▶ INSTRUCTIONS TO FOLLOW
Show each line from the listing that includes the word "type".

[Figure data in JSON]

———

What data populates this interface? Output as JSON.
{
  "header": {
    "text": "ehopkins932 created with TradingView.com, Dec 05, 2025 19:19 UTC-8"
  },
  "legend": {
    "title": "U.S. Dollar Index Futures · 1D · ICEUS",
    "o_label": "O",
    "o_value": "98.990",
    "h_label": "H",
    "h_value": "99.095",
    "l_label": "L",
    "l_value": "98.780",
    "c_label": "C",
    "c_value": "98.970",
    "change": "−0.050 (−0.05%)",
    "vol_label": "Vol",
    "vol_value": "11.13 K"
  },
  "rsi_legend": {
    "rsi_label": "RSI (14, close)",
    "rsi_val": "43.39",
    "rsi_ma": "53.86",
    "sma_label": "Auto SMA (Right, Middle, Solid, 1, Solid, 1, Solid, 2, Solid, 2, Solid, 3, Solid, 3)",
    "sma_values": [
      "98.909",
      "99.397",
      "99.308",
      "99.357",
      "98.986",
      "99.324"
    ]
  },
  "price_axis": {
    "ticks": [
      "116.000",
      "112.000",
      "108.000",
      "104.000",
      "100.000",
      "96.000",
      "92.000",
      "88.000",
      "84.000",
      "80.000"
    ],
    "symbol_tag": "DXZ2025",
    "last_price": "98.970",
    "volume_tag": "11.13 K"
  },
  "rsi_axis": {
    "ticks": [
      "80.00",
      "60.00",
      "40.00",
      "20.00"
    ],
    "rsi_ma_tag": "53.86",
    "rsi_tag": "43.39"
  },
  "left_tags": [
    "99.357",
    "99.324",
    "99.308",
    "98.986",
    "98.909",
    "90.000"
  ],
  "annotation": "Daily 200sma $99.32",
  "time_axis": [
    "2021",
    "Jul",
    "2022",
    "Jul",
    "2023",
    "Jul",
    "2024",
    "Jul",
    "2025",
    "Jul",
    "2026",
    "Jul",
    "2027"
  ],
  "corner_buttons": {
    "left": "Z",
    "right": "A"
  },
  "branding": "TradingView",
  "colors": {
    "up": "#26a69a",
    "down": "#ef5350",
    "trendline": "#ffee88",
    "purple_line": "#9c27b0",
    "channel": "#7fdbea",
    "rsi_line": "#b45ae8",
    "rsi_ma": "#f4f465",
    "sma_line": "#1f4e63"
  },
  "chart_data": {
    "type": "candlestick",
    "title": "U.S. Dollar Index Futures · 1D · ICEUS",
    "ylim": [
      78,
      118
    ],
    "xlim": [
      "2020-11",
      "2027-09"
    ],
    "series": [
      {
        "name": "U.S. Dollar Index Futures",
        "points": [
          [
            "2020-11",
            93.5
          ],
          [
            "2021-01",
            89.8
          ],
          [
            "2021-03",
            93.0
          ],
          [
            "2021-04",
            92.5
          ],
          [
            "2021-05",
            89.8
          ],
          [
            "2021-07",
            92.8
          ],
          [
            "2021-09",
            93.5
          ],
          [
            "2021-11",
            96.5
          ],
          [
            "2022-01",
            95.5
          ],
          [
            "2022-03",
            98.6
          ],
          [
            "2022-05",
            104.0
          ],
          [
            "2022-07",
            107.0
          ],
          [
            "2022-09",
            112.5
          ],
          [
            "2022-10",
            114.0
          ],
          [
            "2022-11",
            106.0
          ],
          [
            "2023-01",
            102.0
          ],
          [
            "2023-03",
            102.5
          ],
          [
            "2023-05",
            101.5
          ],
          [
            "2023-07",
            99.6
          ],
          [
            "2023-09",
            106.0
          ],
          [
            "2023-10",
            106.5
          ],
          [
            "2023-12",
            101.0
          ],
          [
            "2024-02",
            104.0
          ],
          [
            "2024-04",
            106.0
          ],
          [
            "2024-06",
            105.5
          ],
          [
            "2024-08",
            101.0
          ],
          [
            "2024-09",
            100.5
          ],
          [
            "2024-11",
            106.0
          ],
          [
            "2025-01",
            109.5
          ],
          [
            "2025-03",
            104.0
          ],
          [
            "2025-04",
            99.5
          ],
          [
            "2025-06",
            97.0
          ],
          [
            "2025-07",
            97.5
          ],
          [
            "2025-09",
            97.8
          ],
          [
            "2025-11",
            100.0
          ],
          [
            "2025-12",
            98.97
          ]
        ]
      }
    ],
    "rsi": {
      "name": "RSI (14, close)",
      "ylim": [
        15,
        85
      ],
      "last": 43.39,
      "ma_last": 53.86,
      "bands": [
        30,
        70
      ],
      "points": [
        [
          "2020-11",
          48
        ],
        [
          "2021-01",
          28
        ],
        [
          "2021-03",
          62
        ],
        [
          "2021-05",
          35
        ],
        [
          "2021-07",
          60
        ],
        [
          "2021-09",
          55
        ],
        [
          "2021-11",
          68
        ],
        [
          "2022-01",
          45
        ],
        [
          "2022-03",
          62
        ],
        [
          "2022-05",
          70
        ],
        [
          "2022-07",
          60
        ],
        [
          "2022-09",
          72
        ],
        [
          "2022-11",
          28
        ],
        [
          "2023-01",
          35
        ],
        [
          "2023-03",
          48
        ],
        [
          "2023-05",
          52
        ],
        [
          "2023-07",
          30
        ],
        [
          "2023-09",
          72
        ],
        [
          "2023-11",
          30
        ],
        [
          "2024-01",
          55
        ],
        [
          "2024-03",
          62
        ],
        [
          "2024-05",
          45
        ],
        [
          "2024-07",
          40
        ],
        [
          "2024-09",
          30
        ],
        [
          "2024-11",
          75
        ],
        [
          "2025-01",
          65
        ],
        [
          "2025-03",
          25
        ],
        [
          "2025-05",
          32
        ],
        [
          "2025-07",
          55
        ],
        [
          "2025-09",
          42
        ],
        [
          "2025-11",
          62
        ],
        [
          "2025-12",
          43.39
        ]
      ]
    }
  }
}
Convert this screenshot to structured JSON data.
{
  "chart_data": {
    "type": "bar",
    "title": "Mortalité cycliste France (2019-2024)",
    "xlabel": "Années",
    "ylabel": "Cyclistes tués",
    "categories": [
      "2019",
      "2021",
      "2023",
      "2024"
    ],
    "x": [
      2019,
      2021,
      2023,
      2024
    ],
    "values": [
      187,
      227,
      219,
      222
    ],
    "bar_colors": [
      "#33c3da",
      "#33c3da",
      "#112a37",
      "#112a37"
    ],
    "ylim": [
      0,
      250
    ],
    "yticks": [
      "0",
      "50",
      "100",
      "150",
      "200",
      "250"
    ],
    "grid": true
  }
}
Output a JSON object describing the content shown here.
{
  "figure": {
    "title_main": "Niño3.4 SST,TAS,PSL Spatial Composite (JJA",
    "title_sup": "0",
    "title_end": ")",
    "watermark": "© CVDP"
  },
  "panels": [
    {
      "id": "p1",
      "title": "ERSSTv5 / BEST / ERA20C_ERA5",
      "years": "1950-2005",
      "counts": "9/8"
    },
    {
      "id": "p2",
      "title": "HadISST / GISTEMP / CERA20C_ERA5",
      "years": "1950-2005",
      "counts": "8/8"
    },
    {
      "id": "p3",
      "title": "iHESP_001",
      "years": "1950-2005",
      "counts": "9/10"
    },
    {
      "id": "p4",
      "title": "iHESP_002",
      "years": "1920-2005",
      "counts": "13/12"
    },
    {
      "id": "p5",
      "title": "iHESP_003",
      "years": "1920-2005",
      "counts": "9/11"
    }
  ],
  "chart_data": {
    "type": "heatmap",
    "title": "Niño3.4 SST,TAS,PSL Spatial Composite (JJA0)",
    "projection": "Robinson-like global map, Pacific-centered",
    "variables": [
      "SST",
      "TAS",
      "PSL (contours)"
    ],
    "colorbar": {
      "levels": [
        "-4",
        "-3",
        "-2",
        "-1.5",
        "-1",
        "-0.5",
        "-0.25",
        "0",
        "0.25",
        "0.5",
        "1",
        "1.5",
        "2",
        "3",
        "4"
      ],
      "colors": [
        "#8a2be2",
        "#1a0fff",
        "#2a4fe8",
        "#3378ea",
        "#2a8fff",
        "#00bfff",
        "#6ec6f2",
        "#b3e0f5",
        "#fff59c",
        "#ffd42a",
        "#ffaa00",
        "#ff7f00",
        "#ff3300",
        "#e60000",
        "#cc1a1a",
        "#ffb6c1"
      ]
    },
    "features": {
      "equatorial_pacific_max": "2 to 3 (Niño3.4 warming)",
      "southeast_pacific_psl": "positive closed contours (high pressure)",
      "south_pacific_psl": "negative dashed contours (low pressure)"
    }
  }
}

———

▶ ANSWER TO THE PROBLEM
    "type": "candlestick",
    "type": "bar",
    "type": "heatmap",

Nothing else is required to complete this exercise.